[Source data]
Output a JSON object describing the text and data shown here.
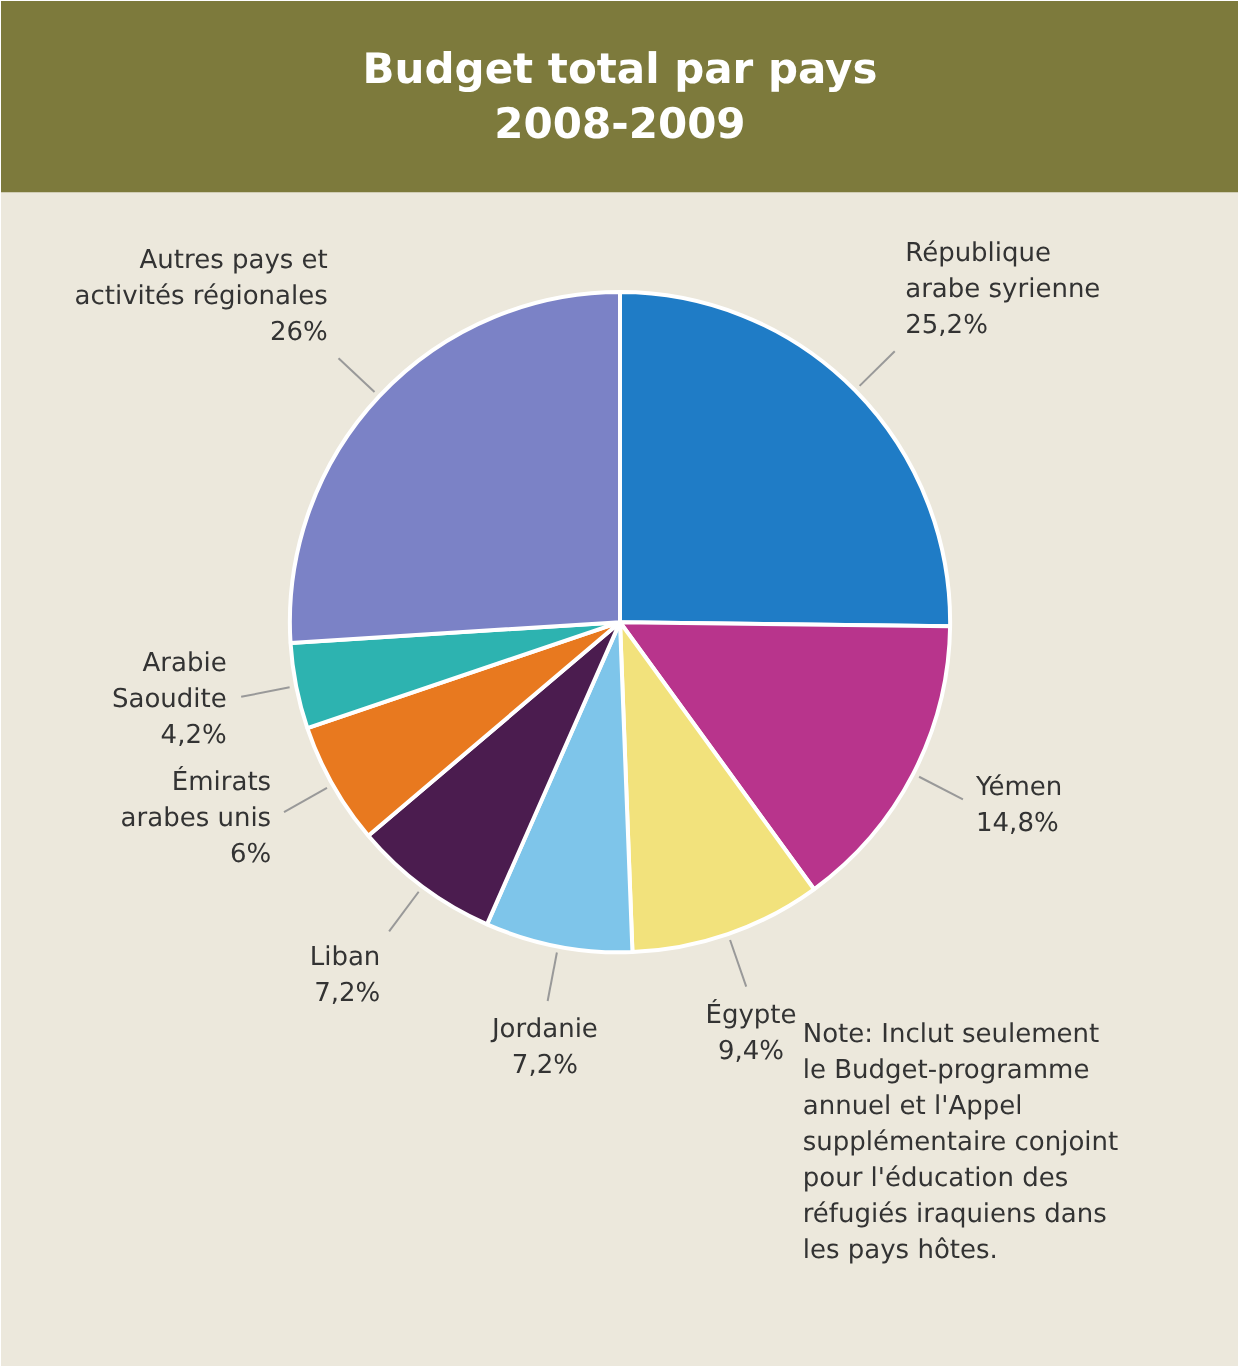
{
  "chart_data": {
    "type": "pie",
    "title": "Budget total par pays\n2008-2009",
    "categories": [
      "République\narabe syrienne",
      "Yémen",
      "Égypte",
      "Jordanie",
      "Liban",
      "Émirats\narabes unis",
      "Arabie\nSaoudite",
      "Autres pays et\nactivités régionales"
    ],
    "values": [
      25.2,
      14.8,
      9.4,
      7.2,
      7.2,
      6,
      4.2,
      26
    ],
    "value_labels": [
      "25,2%",
      "14,8%",
      "9,4%",
      "7,2%",
      "7,2%",
      "6%",
      "4,2%",
      "26%"
    ],
    "colors": [
      "#1f7cc6",
      "#b8348c",
      "#f2e27c",
      "#7ec5ea",
      "#4b1c4f",
      "#e8791f",
      "#2db3b0",
      "#7b82c6"
    ],
    "annotations": [
      "Note: Inclut seulement\nle Budget-programme\nannuel et l'Appel\nsupplémentaire conjoint\npour l'éducation des\nréfugiés iraquiens dans\nles pays hôtes."
    ]
  }
}
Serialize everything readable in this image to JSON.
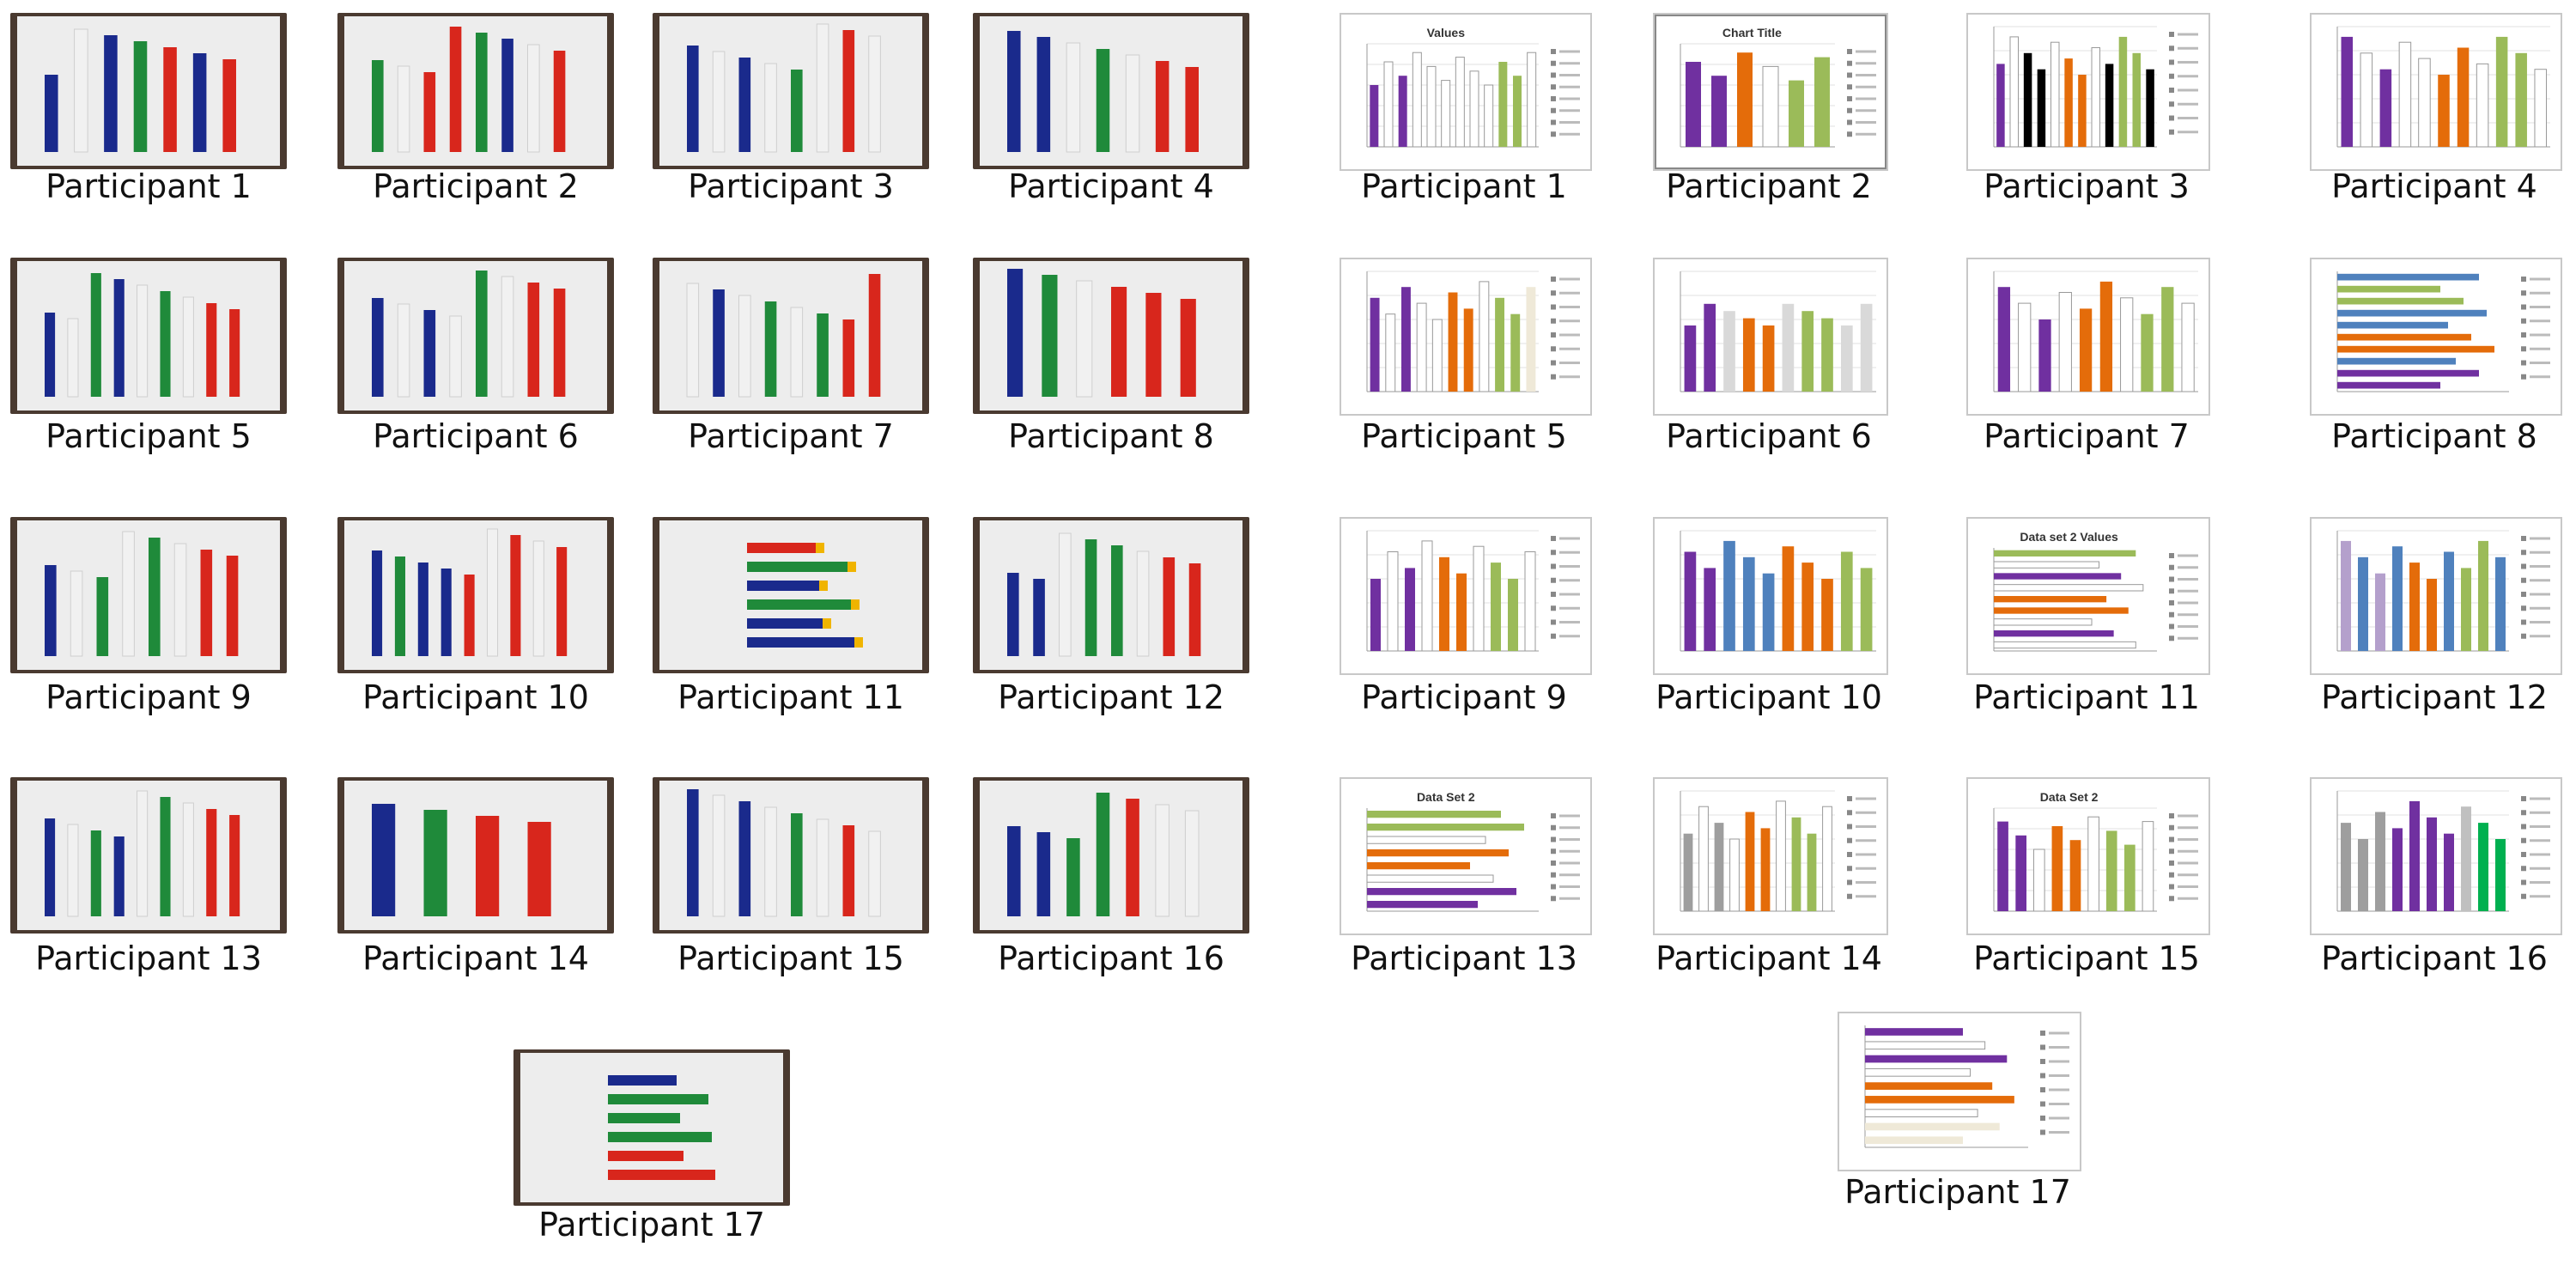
{
  "photo_captions": [
    "Participant 1",
    "Participant 2",
    "Participant 3",
    "Participant 4",
    "Participant 5",
    "Participant 6",
    "Participant 7",
    "Participant 8",
    "Participant 9",
    "Participant 10",
    "Participant 11",
    "Participant 12",
    "Participant 13",
    "Participant 14",
    "Participant 15",
    "Participant 16",
    "Participant 17"
  ],
  "screenshot_captions": [
    "Participant 1",
    "Participant 2",
    "Participant 3",
    "Participant 4",
    "Participant 5",
    "Participant 6",
    "Participant 7",
    "Participant 8",
    "Participant 9",
    "Participant 10",
    "Participant 11",
    "Participant 12",
    "Participant 13",
    "Participant 14",
    "Participant 15",
    "Participant 16",
    "Participant 17"
  ],
  "chart_titles": {
    "s1": "Values",
    "s2": "Chart Title",
    "s11": "Data set 2  Values",
    "s13": "Data Set 2",
    "s15": "Data Set 2"
  },
  "colors": {
    "blue": "#1a2a8c",
    "green": "#1f8a3a",
    "red": "#d8261c",
    "purple": "#7030a0",
    "orange": "#e46c0a",
    "light_green": "#9bbb59",
    "steel_blue": "#4f81bd",
    "black": "#000000",
    "gold": "#f0b400"
  }
}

[Exercise task] Repeat the data above exactly, but not the pictures.

[Response to this exercise]
Output a JSON object describing the text and data shown here.
{
  "chart_data": {
    "type": "pie",
    "title": "Budget total par pays\n2008-2009",
    "categories": [
      "République\narabe syrienne",
      "Yémen",
      "Égypte",
      "Jordanie",
      "Liban",
      "Émirats\narabes unis",
      "Arabie\nSaoudite",
      "Autres pays et\nactivités régionales"
    ],
    "values": [
      25.2,
      14.8,
      9.4,
      7.2,
      7.2,
      6,
      4.2,
      26
    ],
    "value_labels": [
      "25,2%",
      "14,8%",
      "9,4%",
      "7,2%",
      "7,2%",
      "6%",
      "4,2%",
      "26%"
    ],
    "colors": [
      "#1f7cc6",
      "#b8348c",
      "#f2e27c",
      "#7ec5ea",
      "#4b1c4f",
      "#e8791f",
      "#2db3b0",
      "#7b82c6"
    ],
    "annotations": [
      "Note: Inclut seulement\nle Budget-programme\nannuel et l'Appel\nsupplémentaire conjoint\npour l'éducation des\nréfugiés iraquiens dans\nles pays hôtes."
    ]
  }
}
Serialize everything readable in this image to JSON.
{
  "photo_captions": [
    "Participant 1",
    "Participant 2",
    "Participant 3",
    "Participant 4",
    "Participant 5",
    "Participant 6",
    "Participant 7",
    "Participant 8",
    "Participant 9",
    "Participant 10",
    "Participant 11",
    "Participant 12",
    "Participant 13",
    "Participant 14",
    "Participant 15",
    "Participant 16",
    "Participant 17"
  ],
  "screenshot_captions": [
    "Participant 1",
    "Participant 2",
    "Participant 3",
    "Participant 4",
    "Participant 5",
    "Participant 6",
    "Participant 7",
    "Participant 8",
    "Participant 9",
    "Participant 10",
    "Participant 11",
    "Participant 12",
    "Participant 13",
    "Participant 14",
    "Participant 15",
    "Participant 16",
    "Participant 17"
  ],
  "chart_titles": {
    "s1": "Values",
    "s2": "Chart Title",
    "s11": "Data set 2  Values",
    "s13": "Data Set 2",
    "s15": "Data Set 2"
  },
  "colors": {
    "blue": "#1a2a8c",
    "green": "#1f8a3a",
    "red": "#d8261c",
    "purple": "#7030a0",
    "orange": "#e46c0a",
    "light_green": "#9bbb59",
    "steel_blue": "#4f81bd",
    "black": "#000000",
    "gold": "#f0b400"
  }
}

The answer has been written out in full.